*What needs to be done*.
Write out the material exactly, leaving every picture behind.

[Figure collection entries]
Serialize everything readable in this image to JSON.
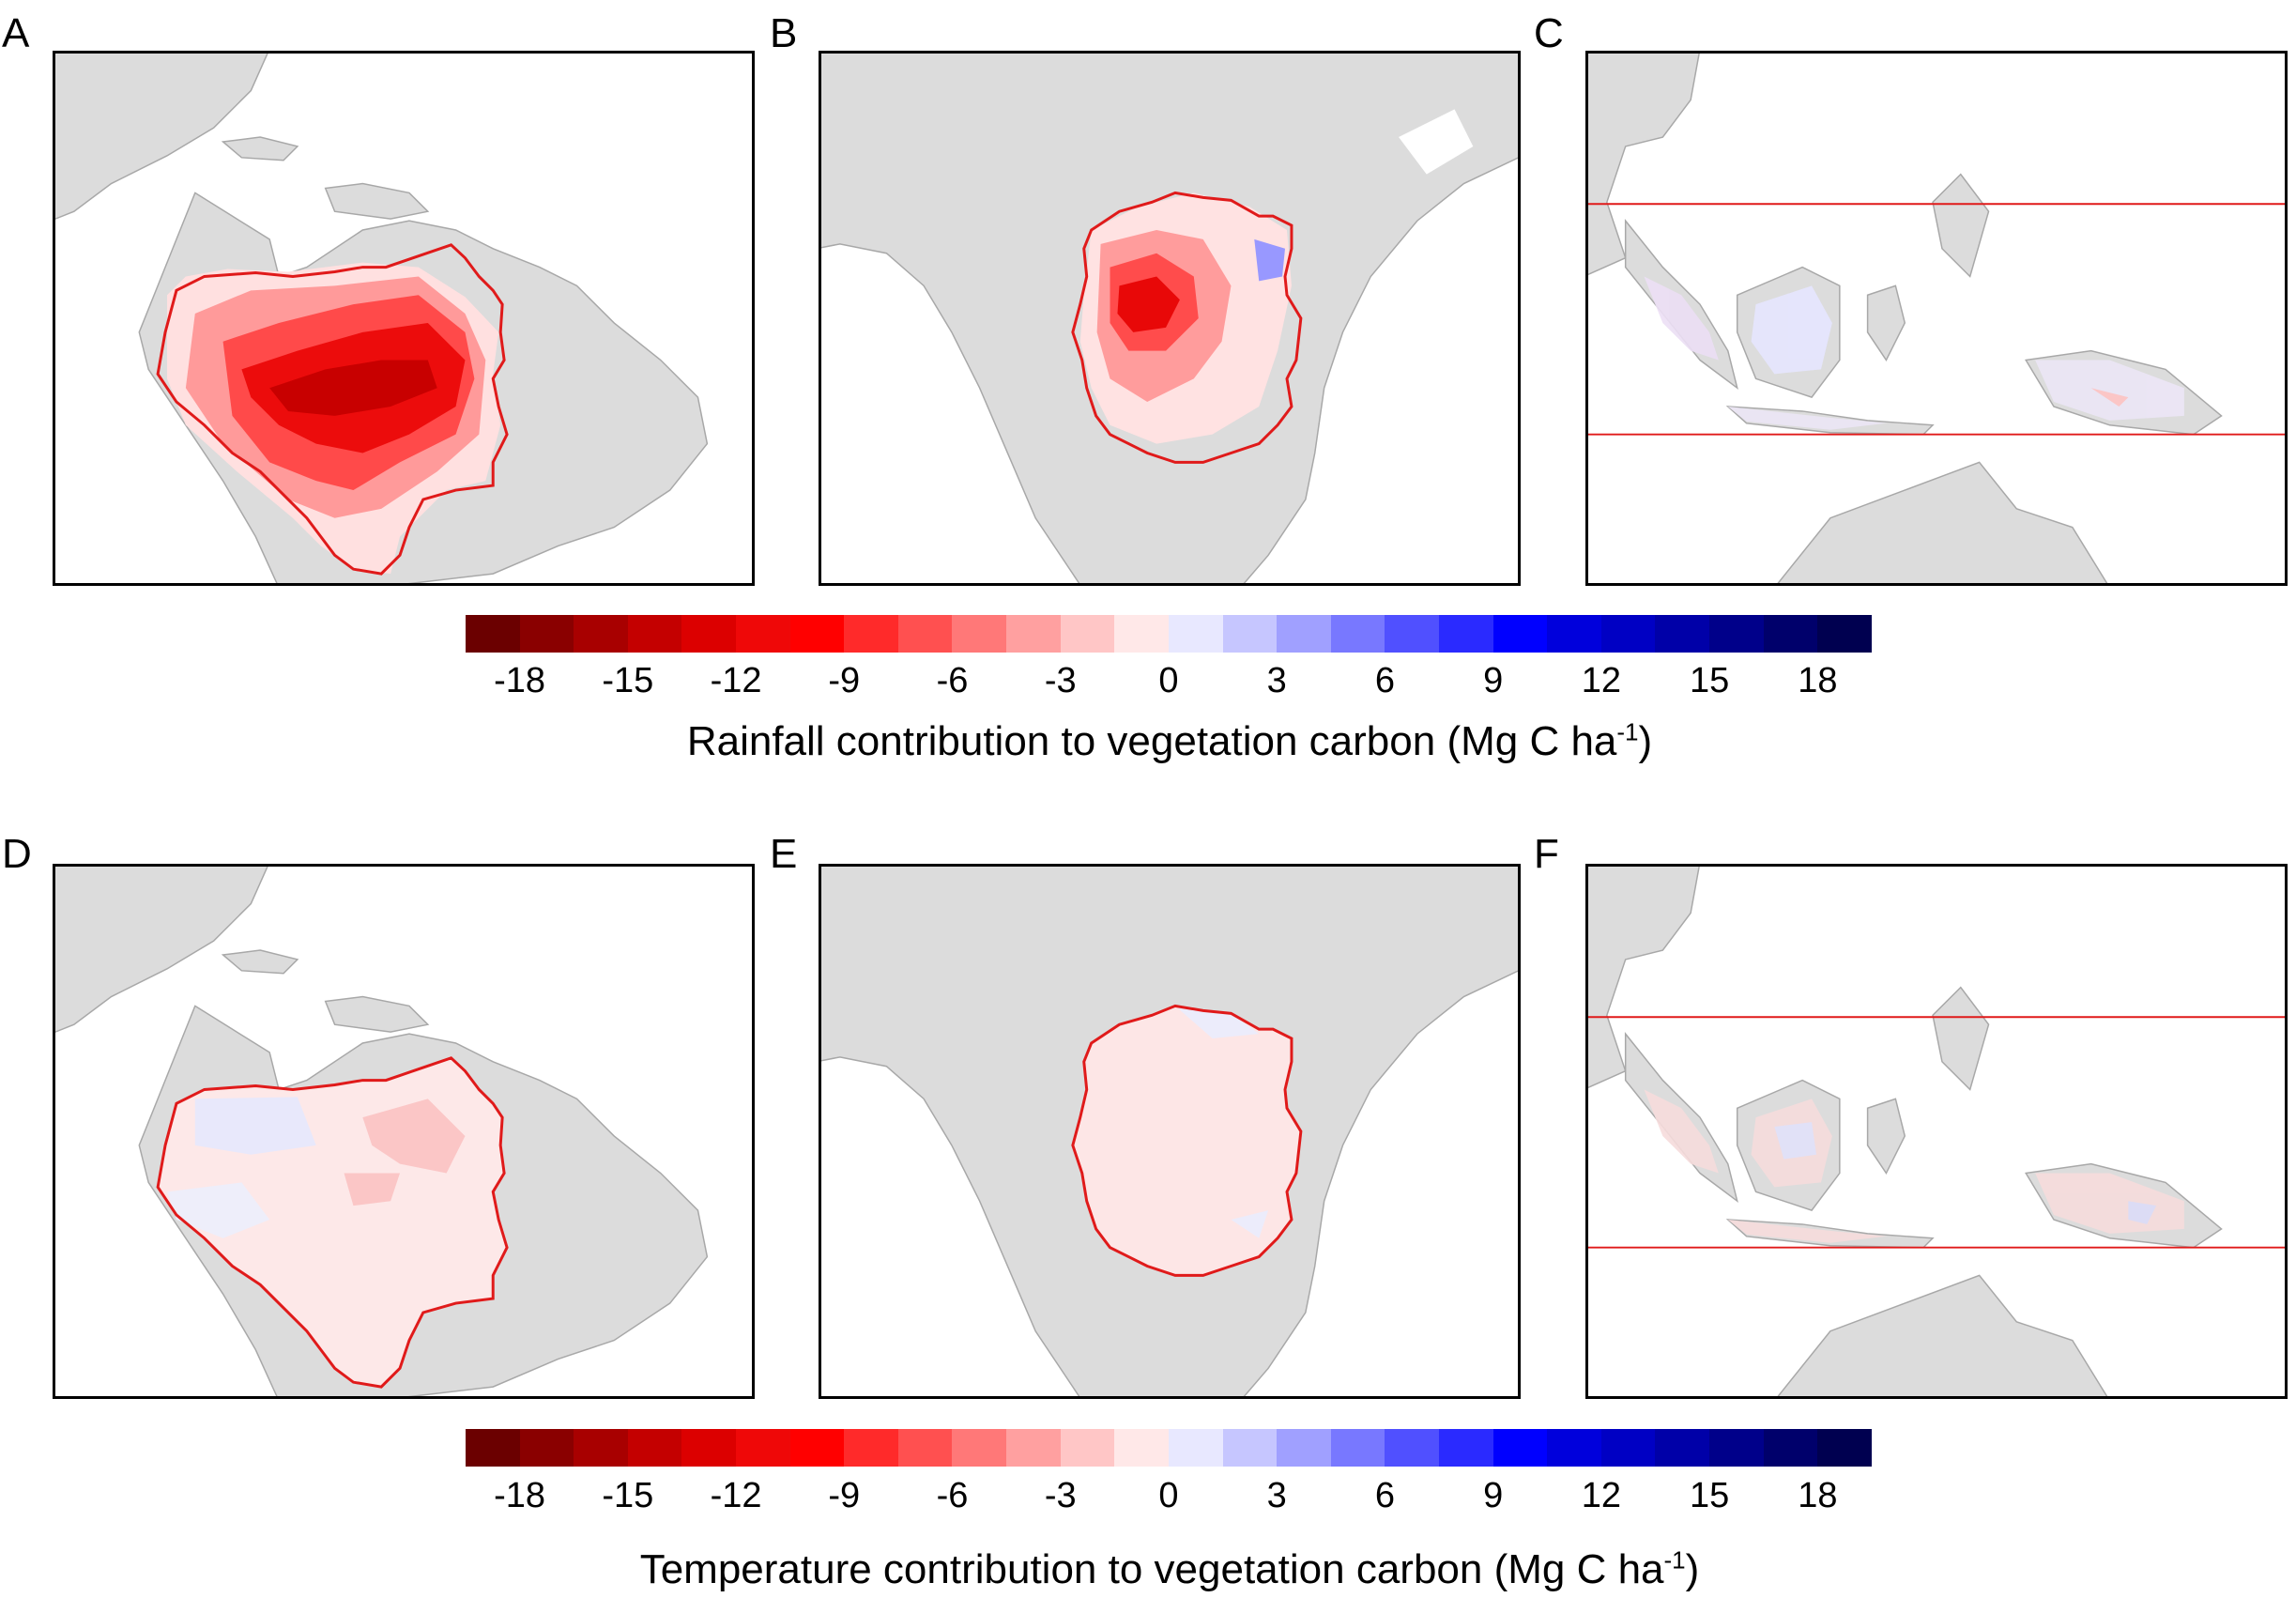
{
  "panels": [
    {
      "letter": "A",
      "region": "amazon"
    },
    {
      "letter": "B",
      "region": "congo"
    },
    {
      "letter": "C",
      "region": "southeast-asia"
    },
    {
      "letter": "D",
      "region": "amazon"
    },
    {
      "letter": "E",
      "region": "congo"
    },
    {
      "letter": "F",
      "region": "southeast-asia"
    }
  ],
  "colorbar": {
    "tick_labels": [
      "-18",
      "-15",
      "-12",
      "-9",
      "-6",
      "-3",
      "0",
      "3",
      "6",
      "9",
      "12",
      "15",
      "18"
    ],
    "colors": [
      "#6b0000",
      "#8a0000",
      "#a80000",
      "#c40000",
      "#dc0000",
      "#ef0808",
      "#ff0000",
      "#ff2a2a",
      "#ff5050",
      "#ff7878",
      "#ffa0a0",
      "#ffc6c6",
      "#ffe8e8",
      "#e8e8ff",
      "#c6c6ff",
      "#a0a0ff",
      "#7878ff",
      "#5050ff",
      "#2a2aff",
      "#0000ff",
      "#0000dc",
      "#0000c4",
      "#0000a8",
      "#00008a",
      "#00006b",
      "#000050"
    ]
  },
  "colorbar_rain": {
    "title_main": "Rainfall contribution to vegetation carbon (Mg C ha",
    "title_sup": "-1",
    "title_end": ")"
  },
  "colorbar_temp": {
    "title_main": "Temperature contribution to vegetation carbon (Mg C ha",
    "title_sup": "-1",
    "title_end": ")"
  },
  "colors": {
    "land": "#dcdcdc",
    "coast": "#a8a8a8",
    "boundary": "#e01a1a",
    "frame": "#000000"
  }
}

*Final result*.
Serialize everything readable in this image to JSON.
{
  "panels": [
    {
      "letter": "A",
      "region": "amazon"
    },
    {
      "letter": "B",
      "region": "congo"
    },
    {
      "letter": "C",
      "region": "southeast-asia"
    },
    {
      "letter": "D",
      "region": "amazon"
    },
    {
      "letter": "E",
      "region": "congo"
    },
    {
      "letter": "F",
      "region": "southeast-asia"
    }
  ],
  "colorbar": {
    "tick_labels": [
      "-18",
      "-15",
      "-12",
      "-9",
      "-6",
      "-3",
      "0",
      "3",
      "6",
      "9",
      "12",
      "15",
      "18"
    ],
    "colors": [
      "#6b0000",
      "#8a0000",
      "#a80000",
      "#c40000",
      "#dc0000",
      "#ef0808",
      "#ff0000",
      "#ff2a2a",
      "#ff5050",
      "#ff7878",
      "#ffa0a0",
      "#ffc6c6",
      "#ffe8e8",
      "#e8e8ff",
      "#c6c6ff",
      "#a0a0ff",
      "#7878ff",
      "#5050ff",
      "#2a2aff",
      "#0000ff",
      "#0000dc",
      "#0000c4",
      "#0000a8",
      "#00008a",
      "#00006b",
      "#000050"
    ]
  },
  "colorbar_rain": {
    "title_main": "Rainfall contribution to vegetation carbon (Mg C ha",
    "title_sup": "-1",
    "title_end": ")"
  },
  "colorbar_temp": {
    "title_main": "Temperature contribution to vegetation carbon (Mg C ha",
    "title_sup": "-1",
    "title_end": ")"
  },
  "colors": {
    "land": "#dcdcdc",
    "coast": "#a8a8a8",
    "boundary": "#e01a1a",
    "frame": "#000000"
  }
}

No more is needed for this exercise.